→ **Work to do**:
Reproduce every record exactly as it appears, but not the pictures.

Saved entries
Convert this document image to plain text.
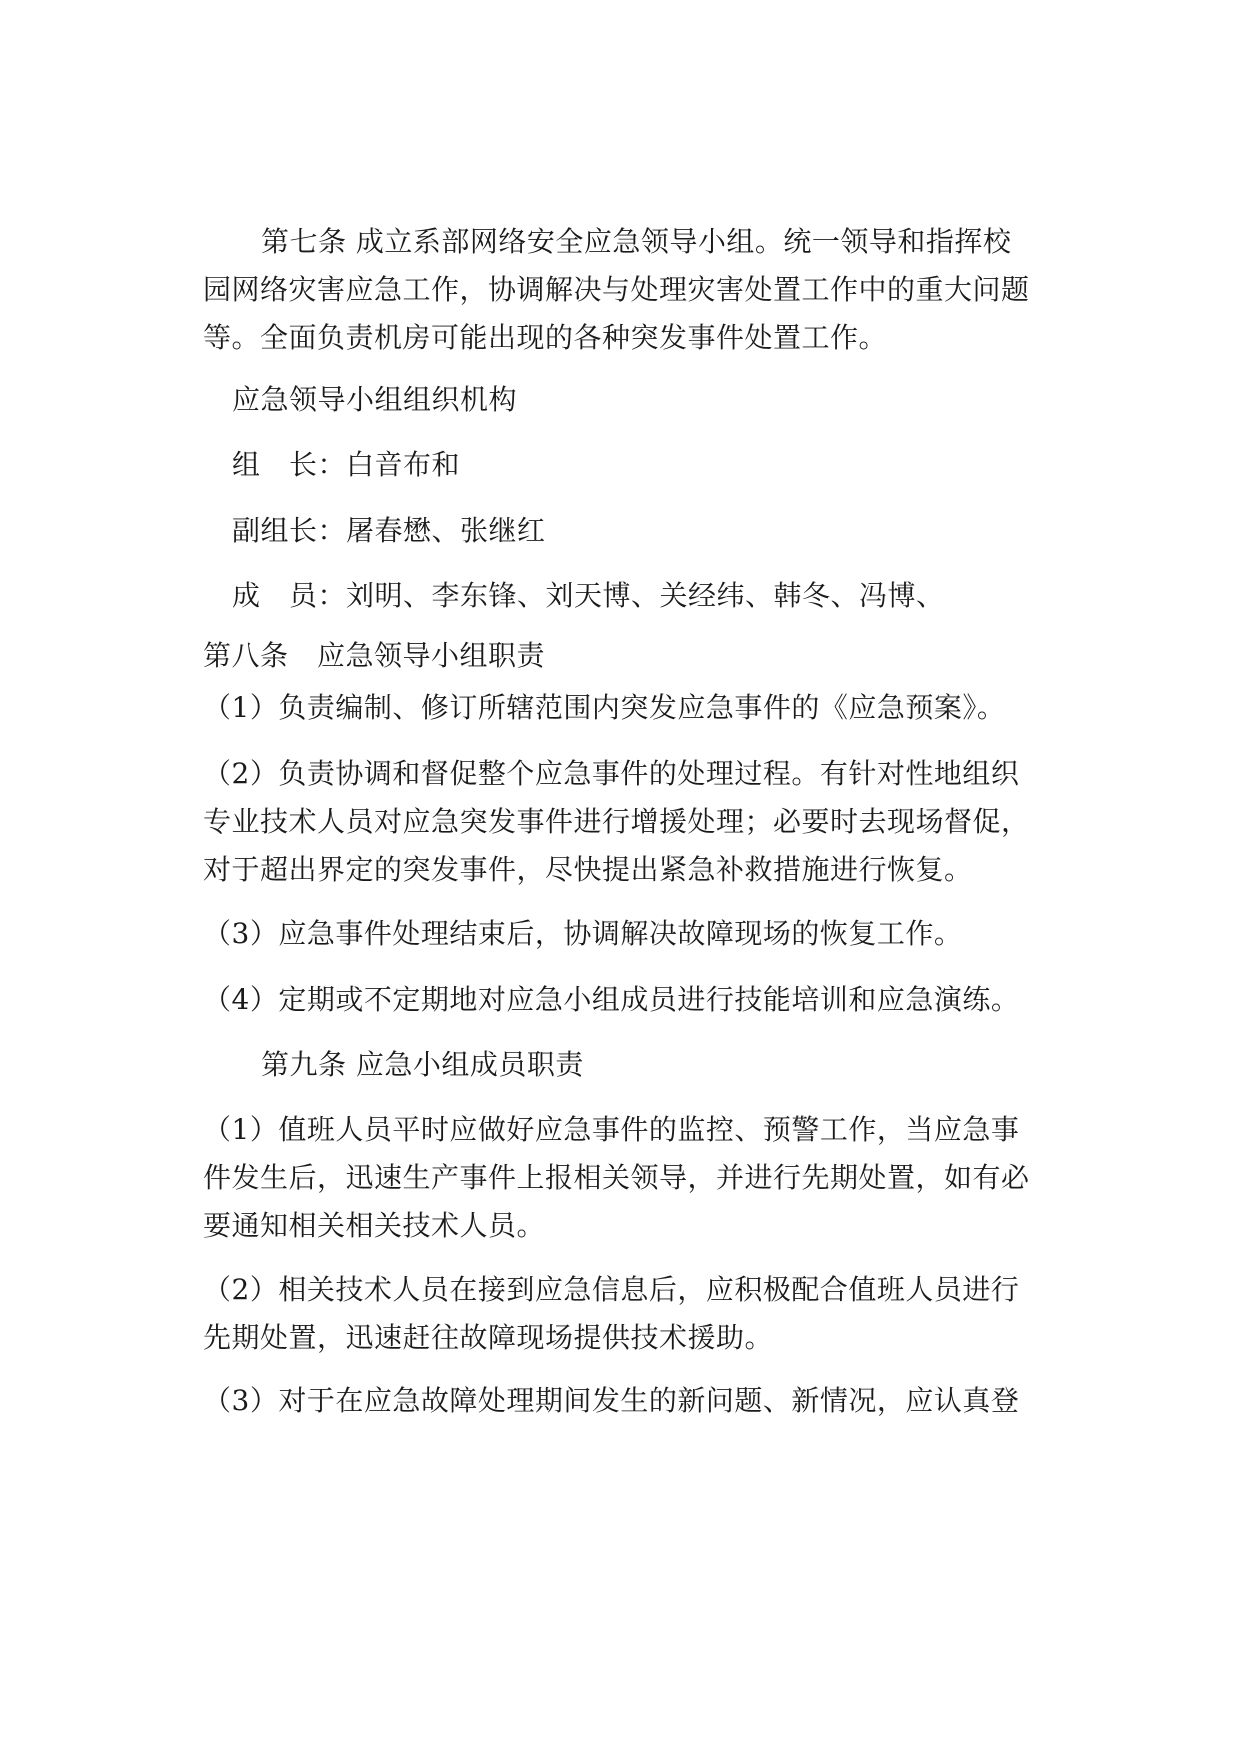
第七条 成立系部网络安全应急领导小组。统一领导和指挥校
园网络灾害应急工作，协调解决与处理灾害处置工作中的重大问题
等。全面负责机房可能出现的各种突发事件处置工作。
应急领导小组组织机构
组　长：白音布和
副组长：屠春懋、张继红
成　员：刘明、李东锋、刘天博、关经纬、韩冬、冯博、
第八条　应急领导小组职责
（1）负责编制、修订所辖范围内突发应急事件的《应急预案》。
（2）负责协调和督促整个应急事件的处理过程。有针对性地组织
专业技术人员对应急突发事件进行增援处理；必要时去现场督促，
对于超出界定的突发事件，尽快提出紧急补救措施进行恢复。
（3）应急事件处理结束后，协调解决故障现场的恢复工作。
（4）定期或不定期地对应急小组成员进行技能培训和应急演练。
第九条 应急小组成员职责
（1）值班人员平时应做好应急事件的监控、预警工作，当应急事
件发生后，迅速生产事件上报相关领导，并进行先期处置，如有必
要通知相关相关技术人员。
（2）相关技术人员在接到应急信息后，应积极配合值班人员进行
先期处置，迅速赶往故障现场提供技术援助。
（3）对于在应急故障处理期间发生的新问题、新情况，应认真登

→ **Full solution**:
Convert this document image to plain text.
第七条 成立系部网络安全应急领导小组。统一领导和指挥校
园网络灾害应急工作，协调解决与处理灾害处置工作中的重大问题
等。全面负责机房可能出现的各种突发事件处置工作。
应急领导小组组织机构
组　长：白音布和
副组长：屠春懋、张继红
成　员：刘明、李东锋、刘天博、关经纬、韩冬、冯博、
第八条　应急领导小组职责
（1）负责编制、修订所辖范围内突发应急事件的《应急预案》。
（2）负责协调和督促整个应急事件的处理过程。有针对性地组织
专业技术人员对应急突发事件进行增援处理；必要时去现场督促，
对于超出界定的突发事件，尽快提出紧急补救措施进行恢复。
（3）应急事件处理结束后，协调解决故障现场的恢复工作。
（4）定期或不定期地对应急小组成员进行技能培训和应急演练。
第九条 应急小组成员职责
（1）值班人员平时应做好应急事件的监控、预警工作，当应急事
件发生后，迅速生产事件上报相关领导，并进行先期处置，如有必
要通知相关相关技术人员。
（2）相关技术人员在接到应急信息后，应积极配合值班人员进行
先期处置，迅速赶往故障现场提供技术援助。
（3）对于在应急故障处理期间发生的新问题、新情况，应认真登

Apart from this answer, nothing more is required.